● **INPUT FOR THIS TASK**:
============================================================
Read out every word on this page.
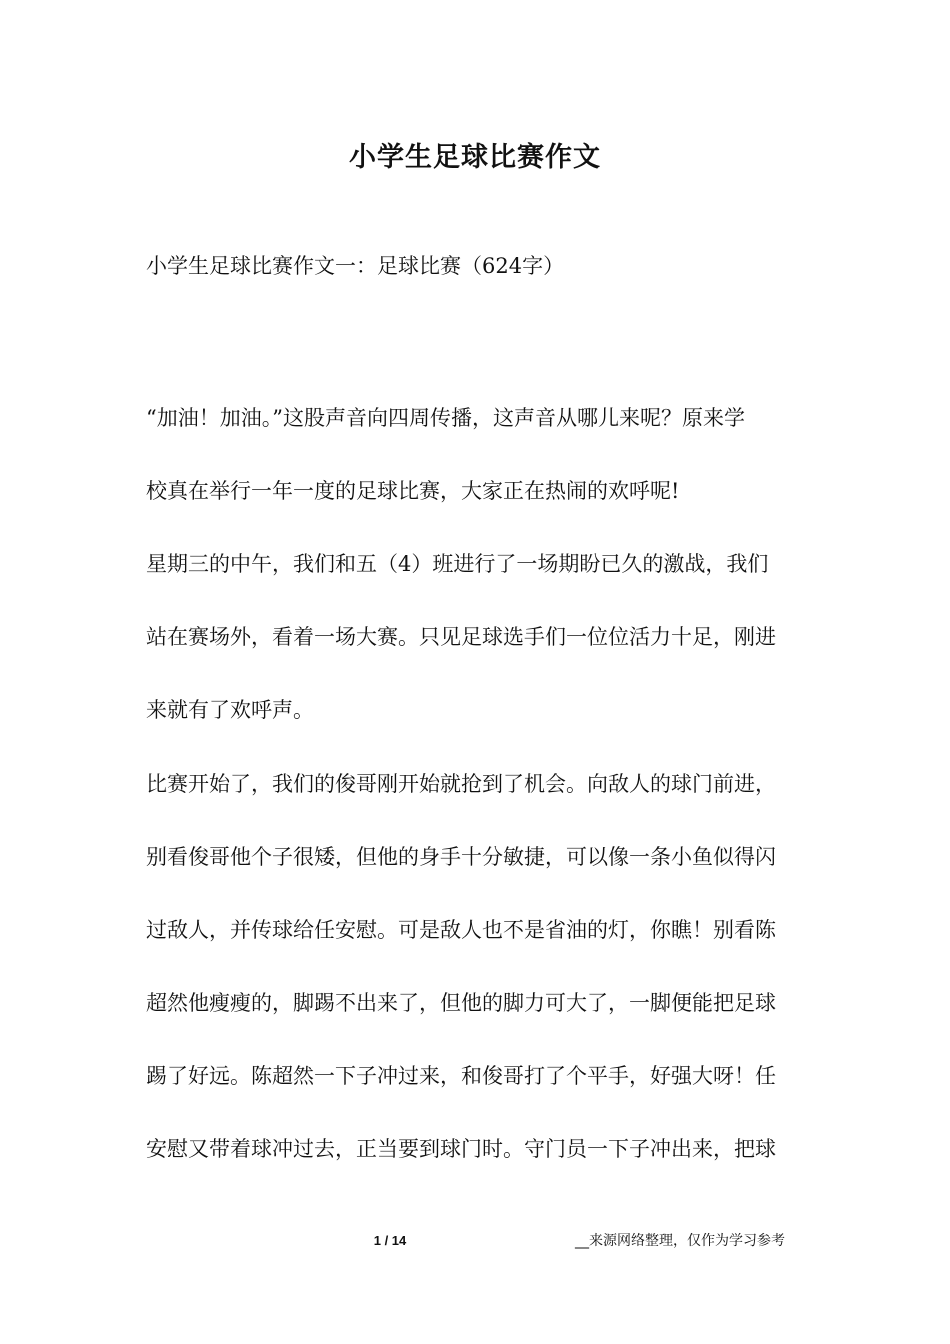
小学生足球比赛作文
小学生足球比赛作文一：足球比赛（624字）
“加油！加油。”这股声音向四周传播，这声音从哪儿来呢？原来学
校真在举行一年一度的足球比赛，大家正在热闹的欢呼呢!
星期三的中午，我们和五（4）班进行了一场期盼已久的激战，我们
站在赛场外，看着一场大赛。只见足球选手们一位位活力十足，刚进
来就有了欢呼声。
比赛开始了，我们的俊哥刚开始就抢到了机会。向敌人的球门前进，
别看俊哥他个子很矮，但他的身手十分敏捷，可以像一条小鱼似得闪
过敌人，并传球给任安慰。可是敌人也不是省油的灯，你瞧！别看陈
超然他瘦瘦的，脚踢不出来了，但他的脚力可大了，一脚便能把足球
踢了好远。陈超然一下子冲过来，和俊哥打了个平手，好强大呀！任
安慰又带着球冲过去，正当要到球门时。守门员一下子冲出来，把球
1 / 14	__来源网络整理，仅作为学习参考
============================================================
● **DO THIS**: Repeat the material verbatim. Do not carry over any picture.

● **THE COMPLETED TASK**:
Read out every word on this page.
小学生足球比赛作文
小学生足球比赛作文一：足球比赛（624字）
“加油！加油。”这股声音向四周传播，这声音从哪儿来呢？原来学
校真在举行一年一度的足球比赛，大家正在热闹的欢呼呢!
星期三的中午，我们和五（4）班进行了一场期盼已久的激战，我们
站在赛场外，看着一场大赛。只见足球选手们一位位活力十足，刚进
来就有了欢呼声。
比赛开始了，我们的俊哥刚开始就抢到了机会。向敌人的球门前进，
别看俊哥他个子很矮，但他的身手十分敏捷，可以像一条小鱼似得闪
过敌人，并传球给任安慰。可是敌人也不是省油的灯，你瞧！别看陈
超然他瘦瘦的，脚踢不出来了，但他的脚力可大了，一脚便能把足球
踢了好远。陈超然一下子冲过来，和俊哥打了个平手，好强大呀！任
安慰又带着球冲过去，正当要到球门时。守门员一下子冲出来，把球
1 / 14	__来源网络整理，仅作为学习参考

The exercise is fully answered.